▶ Set task:
Locate each line containing the string "этого" and copy it out.

▶ Given data:
★ ★ ★ ★ ★ ★ ★

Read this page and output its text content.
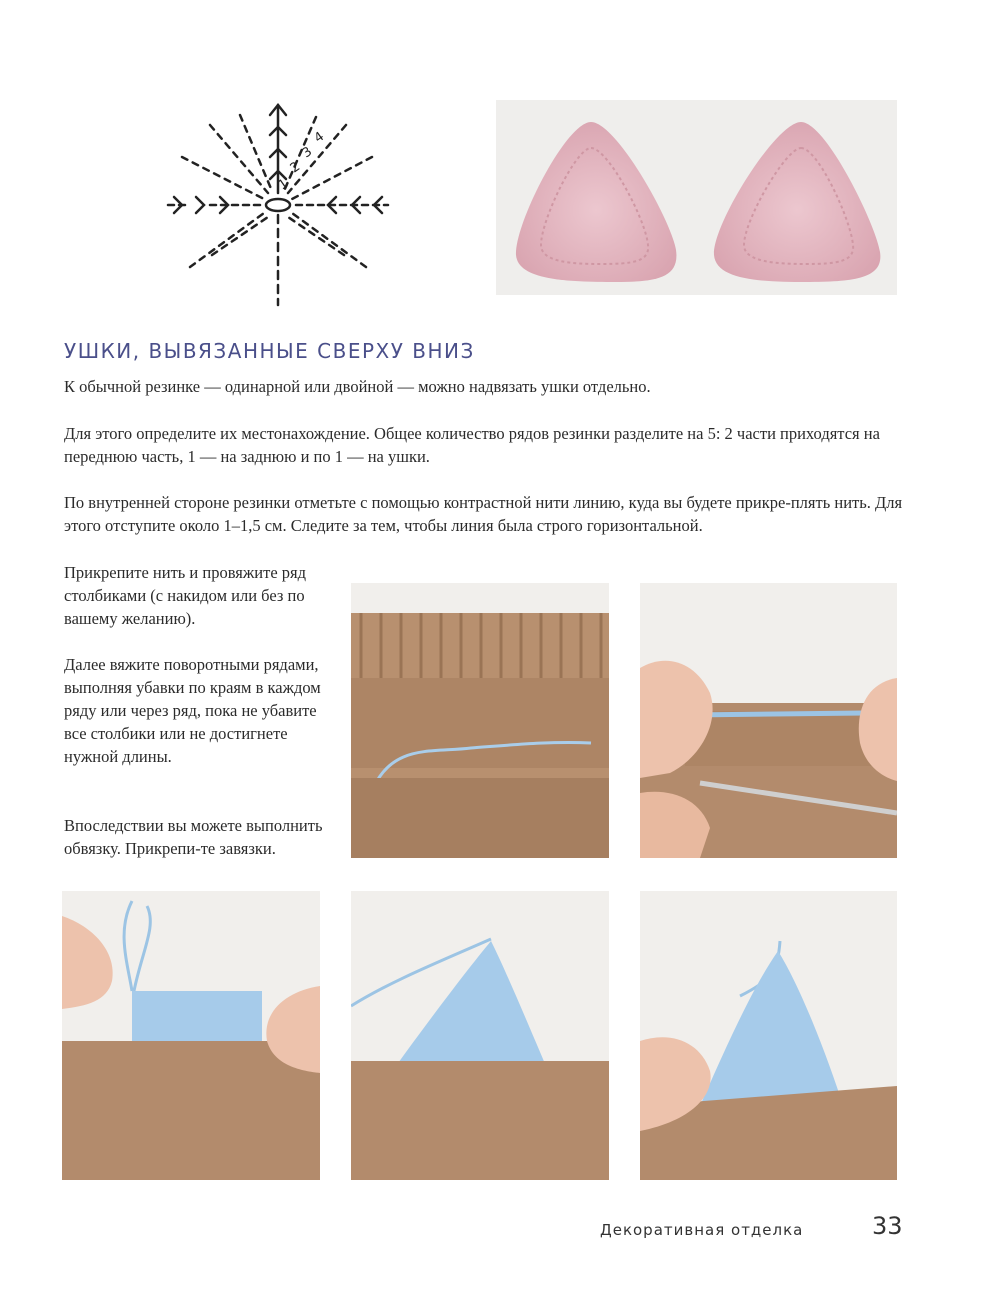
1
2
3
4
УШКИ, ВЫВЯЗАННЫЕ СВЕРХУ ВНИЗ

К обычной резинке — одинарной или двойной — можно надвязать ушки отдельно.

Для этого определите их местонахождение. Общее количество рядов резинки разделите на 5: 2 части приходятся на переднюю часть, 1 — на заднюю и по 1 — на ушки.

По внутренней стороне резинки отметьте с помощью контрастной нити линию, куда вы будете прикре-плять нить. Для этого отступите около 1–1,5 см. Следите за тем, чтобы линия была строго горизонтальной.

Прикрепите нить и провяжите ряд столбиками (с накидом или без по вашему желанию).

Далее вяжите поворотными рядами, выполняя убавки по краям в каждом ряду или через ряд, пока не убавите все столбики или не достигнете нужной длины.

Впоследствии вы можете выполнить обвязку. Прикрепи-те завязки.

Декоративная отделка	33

★ ★ ★ ★ ★ ★ ★

▶ Result of this exercise:
Для этого определите их местонахождение. Общее количество рядов резинки разделите на 5: 2 части приходятся на переднюю часть, 1 — на заднюю и по 1 — на ушки.
По внутренней стороне резинки отметьте с помощью контрастной нити линию, куда вы будете прикре-плять нить. Для этого отступите около 1–1,5 см. Следите за тем, чтобы линия была строго горизонтальной.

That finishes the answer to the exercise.